-- Begin --

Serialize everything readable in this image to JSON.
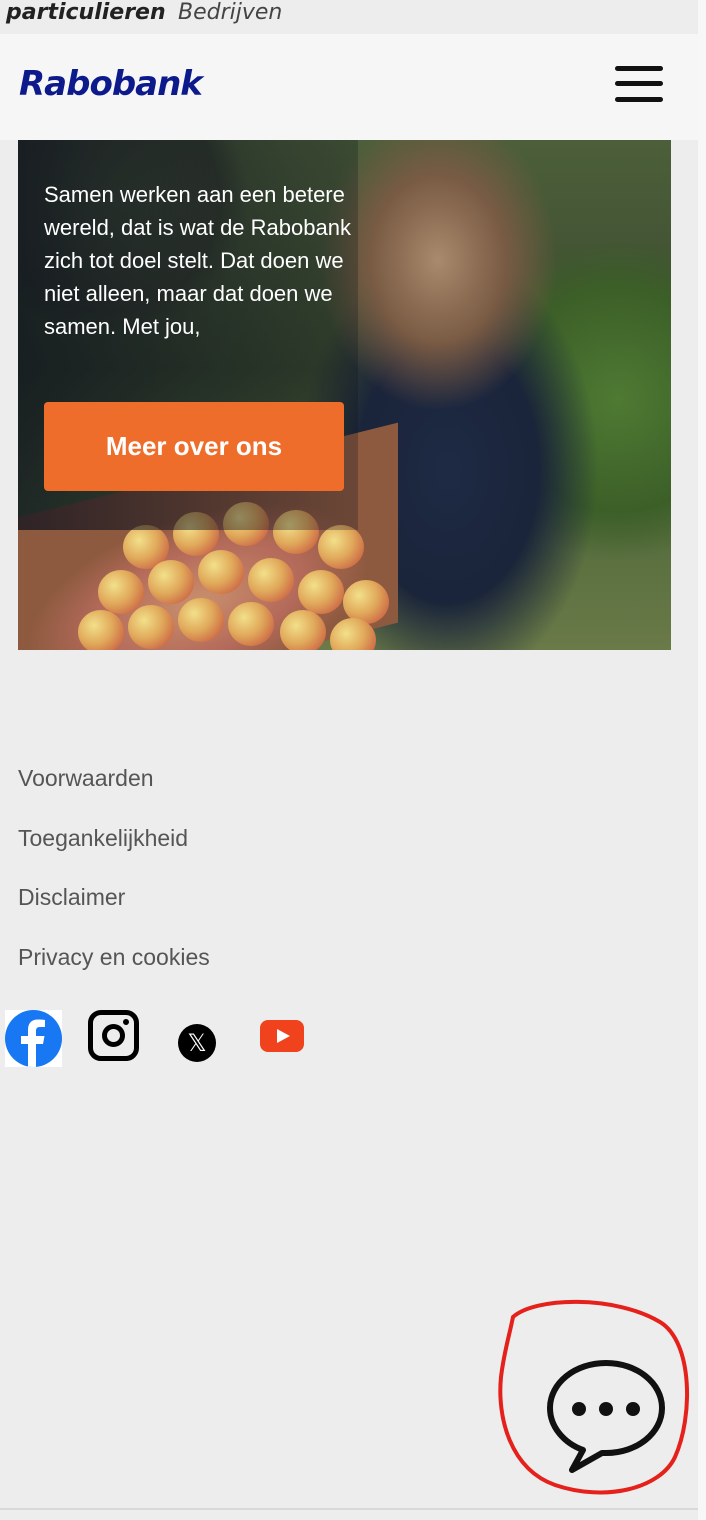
{
  "segments": {
    "active": "particulieren",
    "other": "Bedrijven"
  },
  "header": {
    "logo": "Rabobank",
    "menu_icon": "hamburger-menu-icon"
  },
  "hero": {
    "text": "Samen werken aan een betere wereld, dat is wat de Rabobank zich tot doel stelt. Dat doen we niet alleen, maar dat doen we samen. Met jou,",
    "cta_label": "Meer over ons",
    "cta_color": "#ef6d2a"
  },
  "footer": {
    "links": [
      "Voorwaarden",
      "Toegankelijkheid",
      "Disclaimer",
      "Privacy en cookies"
    ],
    "social_icons": [
      "facebook-icon",
      "instagram-icon",
      "x-icon",
      "youtube-icon"
    ]
  },
  "chat": {
    "icon": "chat-bubble-icon",
    "annotation_color": "#e5211c"
  },
  "colors": {
    "brand": "#0d1a8c",
    "accent": "#ef6d2a",
    "background": "#ededed"
  }
}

-- End --

#### YOUR GOAL:
Search the lines above for the string "Rabobank" and copy each line that has it.

#### RESULT:
    "logo": "Rabobank",
    "text": "Samen werken aan een betere wereld, dat is wat de Rabobank zich tot doel stelt. Dat doen we niet alleen, maar dat doen we samen. Met jou,",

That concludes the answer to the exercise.